Output every line below without omitting or altering anything.

Records excerpted from a collection ▸
* * *

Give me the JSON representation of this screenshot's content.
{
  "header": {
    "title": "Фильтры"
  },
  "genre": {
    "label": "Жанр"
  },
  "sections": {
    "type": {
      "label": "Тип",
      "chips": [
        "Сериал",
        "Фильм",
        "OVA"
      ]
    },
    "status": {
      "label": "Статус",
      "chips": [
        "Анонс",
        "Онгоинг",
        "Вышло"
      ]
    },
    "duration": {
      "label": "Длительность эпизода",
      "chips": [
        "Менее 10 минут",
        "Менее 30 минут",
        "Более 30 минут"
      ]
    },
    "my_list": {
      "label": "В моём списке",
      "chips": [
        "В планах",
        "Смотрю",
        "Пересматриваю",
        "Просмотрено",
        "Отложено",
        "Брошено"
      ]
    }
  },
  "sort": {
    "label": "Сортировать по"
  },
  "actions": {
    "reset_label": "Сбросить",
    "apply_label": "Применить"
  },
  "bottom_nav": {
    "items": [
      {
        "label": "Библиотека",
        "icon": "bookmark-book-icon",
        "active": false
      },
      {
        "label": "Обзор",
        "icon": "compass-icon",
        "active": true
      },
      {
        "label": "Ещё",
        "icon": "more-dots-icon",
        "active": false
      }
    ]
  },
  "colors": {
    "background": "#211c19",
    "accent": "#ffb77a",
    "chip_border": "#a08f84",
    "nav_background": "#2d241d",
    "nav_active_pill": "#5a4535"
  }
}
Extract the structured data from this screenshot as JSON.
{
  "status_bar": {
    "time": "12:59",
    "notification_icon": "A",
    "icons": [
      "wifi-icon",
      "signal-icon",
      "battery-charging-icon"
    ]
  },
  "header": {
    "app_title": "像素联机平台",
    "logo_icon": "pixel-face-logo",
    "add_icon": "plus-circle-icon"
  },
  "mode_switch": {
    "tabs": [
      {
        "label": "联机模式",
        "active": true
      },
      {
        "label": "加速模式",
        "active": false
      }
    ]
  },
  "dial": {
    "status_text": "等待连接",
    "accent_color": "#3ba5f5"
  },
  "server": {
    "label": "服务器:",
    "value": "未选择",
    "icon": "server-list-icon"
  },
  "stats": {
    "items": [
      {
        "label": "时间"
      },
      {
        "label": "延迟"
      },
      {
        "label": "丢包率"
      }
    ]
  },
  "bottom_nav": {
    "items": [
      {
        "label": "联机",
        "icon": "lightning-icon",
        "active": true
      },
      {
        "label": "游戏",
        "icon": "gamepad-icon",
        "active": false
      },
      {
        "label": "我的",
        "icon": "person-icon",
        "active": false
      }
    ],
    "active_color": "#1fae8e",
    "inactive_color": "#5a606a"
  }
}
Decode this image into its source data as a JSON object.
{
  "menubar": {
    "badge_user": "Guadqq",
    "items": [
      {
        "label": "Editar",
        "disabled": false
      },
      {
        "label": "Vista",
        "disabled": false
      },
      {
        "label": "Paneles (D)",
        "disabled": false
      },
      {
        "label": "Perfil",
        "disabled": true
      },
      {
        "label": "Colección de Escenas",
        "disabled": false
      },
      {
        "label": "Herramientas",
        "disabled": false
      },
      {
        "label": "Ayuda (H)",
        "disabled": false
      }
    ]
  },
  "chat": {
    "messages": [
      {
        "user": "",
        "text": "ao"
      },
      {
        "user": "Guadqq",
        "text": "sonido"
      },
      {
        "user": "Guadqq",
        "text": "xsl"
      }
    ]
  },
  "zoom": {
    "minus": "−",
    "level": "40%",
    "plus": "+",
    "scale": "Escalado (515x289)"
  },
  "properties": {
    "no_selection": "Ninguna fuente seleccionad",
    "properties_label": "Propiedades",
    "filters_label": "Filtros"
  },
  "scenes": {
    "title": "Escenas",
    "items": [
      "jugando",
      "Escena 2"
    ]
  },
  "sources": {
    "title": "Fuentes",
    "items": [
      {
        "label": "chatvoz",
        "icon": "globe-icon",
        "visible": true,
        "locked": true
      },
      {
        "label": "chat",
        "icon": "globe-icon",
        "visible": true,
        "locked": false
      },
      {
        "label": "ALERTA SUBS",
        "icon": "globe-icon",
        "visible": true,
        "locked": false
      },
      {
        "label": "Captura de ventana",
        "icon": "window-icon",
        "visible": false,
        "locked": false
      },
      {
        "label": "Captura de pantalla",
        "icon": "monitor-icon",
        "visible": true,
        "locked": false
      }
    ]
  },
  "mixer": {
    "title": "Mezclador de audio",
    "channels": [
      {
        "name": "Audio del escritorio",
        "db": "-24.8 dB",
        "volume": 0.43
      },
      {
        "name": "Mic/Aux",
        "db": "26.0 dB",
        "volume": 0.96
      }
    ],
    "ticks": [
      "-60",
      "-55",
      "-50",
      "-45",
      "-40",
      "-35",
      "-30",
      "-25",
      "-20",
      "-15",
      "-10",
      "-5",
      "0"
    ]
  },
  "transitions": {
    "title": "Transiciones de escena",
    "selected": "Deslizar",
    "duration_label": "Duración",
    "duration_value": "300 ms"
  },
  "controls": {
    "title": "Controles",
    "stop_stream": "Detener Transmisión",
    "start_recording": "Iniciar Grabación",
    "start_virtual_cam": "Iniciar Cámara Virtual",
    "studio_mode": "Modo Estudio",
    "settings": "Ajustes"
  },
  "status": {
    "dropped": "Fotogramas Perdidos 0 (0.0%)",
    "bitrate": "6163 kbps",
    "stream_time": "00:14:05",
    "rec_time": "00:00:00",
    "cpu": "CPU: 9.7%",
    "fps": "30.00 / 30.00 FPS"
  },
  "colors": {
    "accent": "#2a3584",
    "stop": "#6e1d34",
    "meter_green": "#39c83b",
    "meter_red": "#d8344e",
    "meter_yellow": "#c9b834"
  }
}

* * *

Exercise answer ▸
Give me the JSON representation of this screenshot's content.
{
  "header": {
    "title": "Фильтры"
  },
  "genre": {
    "label": "Жанр"
  },
  "sections": {
    "type": {
      "label": "Тип",
      "chips": [
        "Сериал",
        "Фильм",
        "OVA"
      ]
    },
    "status": {
      "label": "Статус",
      "chips": [
        "Анонс",
        "Онгоинг",
        "Вышло"
      ]
    },
    "duration": {
      "label": "Длительность эпизода",
      "chips": [
        "Менее 10 минут",
        "Менее 30 минут",
        "Более 30 минут"
      ]
    },
    "my_list": {
      "label": "В моём списке",
      "chips": [
        "В планах",
        "Смотрю",
        "Пересматриваю",
        "Просмотрено",
        "Отложено",
        "Брошено"
      ]
    }
  },
  "sort": {
    "label": "Сортировать по"
  },
  "actions": {
    "reset_label": "Сбросить",
    "apply_label": "Применить"
  },
  "bottom_nav": {
    "items": [
      {
        "label": "Библиотека",
        "icon": "bookmark-book-icon",
        "active": false
      },
      {
        "label": "Обзор",
        "icon": "compass-icon",
        "active": true
      },
      {
        "label": "Ещё",
        "icon": "more-dots-icon",
        "active": false
      }
    ]
  },
  "colors": {
    "background": "#211c19",
    "accent": "#ffb77a",
    "chip_border": "#a08f84",
    "nav_background": "#2d241d",
    "nav_active_pill": "#5a4535"
  }
}
Extract the structured data from this screenshot as JSON.
{
  "status_bar": {
    "time": "12:59",
    "notification_icon": "A",
    "icons": [
      "wifi-icon",
      "signal-icon",
      "battery-charging-icon"
    ]
  },
  "header": {
    "app_title": "像素联机平台",
    "logo_icon": "pixel-face-logo",
    "add_icon": "plus-circle-icon"
  },
  "mode_switch": {
    "tabs": [
      {
        "label": "联机模式",
        "active": true
      },
      {
        "label": "加速模式",
        "active": false
      }
    ]
  },
  "dial": {
    "status_text": "等待连接",
    "accent_color": "#3ba5f5"
  },
  "server": {
    "label": "服务器:",
    "value": "未选择",
    "icon": "server-list-icon"
  },
  "stats": {
    "items": [
      {
        "label": "时间"
      },
      {
        "label": "延迟"
      },
      {
        "label": "丢包率"
      }
    ]
  },
  "bottom_nav": {
    "items": [
      {
        "label": "联机",
        "icon": "lightning-icon",
        "active": true
      },
      {
        "label": "游戏",
        "icon": "gamepad-icon",
        "active": false
      },
      {
        "label": "我的",
        "icon": "person-icon",
        "active": false
      }
    ],
    "active_color": "#1fae8e",
    "inactive_color": "#5a606a"
  }
}
Decode this image into its source data as a JSON object.
{
  "menubar": {
    "badge_user": "Guadqq",
    "items": [
      {
        "label": "Editar",
        "disabled": false
      },
      {
        "label": "Vista",
        "disabled": false
      },
      {
        "label": "Paneles (D)",
        "disabled": false
      },
      {
        "label": "Perfil",
        "disabled": true
      },
      {
        "label": "Colección de Escenas",
        "disabled": false
      },
      {
        "label": "Herramientas",
        "disabled": false
      },
      {
        "label": "Ayuda (H)",
        "disabled": false
      }
    ]
  },
  "chat": {
    "messages": [
      {
        "user": "",
        "text": "ao"
      },
      {
        "user": "Guadqq",
        "text": "sonido"
      },
      {
        "user": "Guadqq",
        "text": "xsl"
      }
    ]
  },
  "zoom": {
    "minus": "−",
    "level": "40%",
    "plus": "+",
    "scale": "Escalado (515x289)"
  },
  "properties": {
    "no_selection": "Ninguna fuente seleccionad",
    "properties_label": "Propiedades",
    "filters_label": "Filtros"
  },
  "scenes": {
    "title": "Escenas",
    "items": [
      "jugando",
      "Escena 2"
    ]
  },
  "sources": {
    "title": "Fuentes",
    "items": [
      {
        "label": "chatvoz",
        "icon": "globe-icon",
        "visible": true,
        "locked": true
      },
      {
        "label": "chat",
        "icon": "globe-icon",
        "visible": true,
        "locked": false
      },
      {
        "label": "ALERTA SUBS",
        "icon": "globe-icon",
        "visible": true,
        "locked": false
      },
      {
        "label": "Captura de ventana",
        "icon": "window-icon",
        "visible": false,
        "locked": false
      },
      {
        "label": "Captura de pantalla",
        "icon": "monitor-icon",
        "visible": true,
        "locked": false
      }
    ]
  },
  "mixer": {
    "title": "Mezclador de audio",
    "channels": [
      {
        "name": "Audio del escritorio",
        "db": "-24.8 dB",
        "volume": 0.43
      },
      {
        "name": "Mic/Aux",
        "db": "26.0 dB",
        "volume": 0.96
      }
    ],
    "ticks": [
      "-60",
      "-55",
      "-50",
      "-45",
      "-40",
      "-35",
      "-30",
      "-25",
      "-20",
      "-15",
      "-10",
      "-5",
      "0"
    ]
  },
  "transitions": {
    "title": "Transiciones de escena",
    "selected": "Deslizar",
    "duration_label": "Duración",
    "duration_value": "300 ms"
  },
  "controls": {
    "title": "Controles",
    "stop_stream": "Detener Transmisión",
    "start_recording": "Iniciar Grabación",
    "start_virtual_cam": "Iniciar Cámara Virtual",
    "studio_mode": "Modo Estudio",
    "settings": "Ajustes"
  },
  "status": {
    "dropped": "Fotogramas Perdidos 0 (0.0%)",
    "bitrate": "6163 kbps",
    "stream_time": "00:14:05",
    "rec_time": "00:00:00",
    "cpu": "CPU: 9.7%",
    "fps": "30.00 / 30.00 FPS"
  },
  "colors": {
    "accent": "#2a3584",
    "stop": "#6e1d34",
    "meter_green": "#39c83b",
    "meter_red": "#d8344e",
    "meter_yellow": "#c9b834"
  }
}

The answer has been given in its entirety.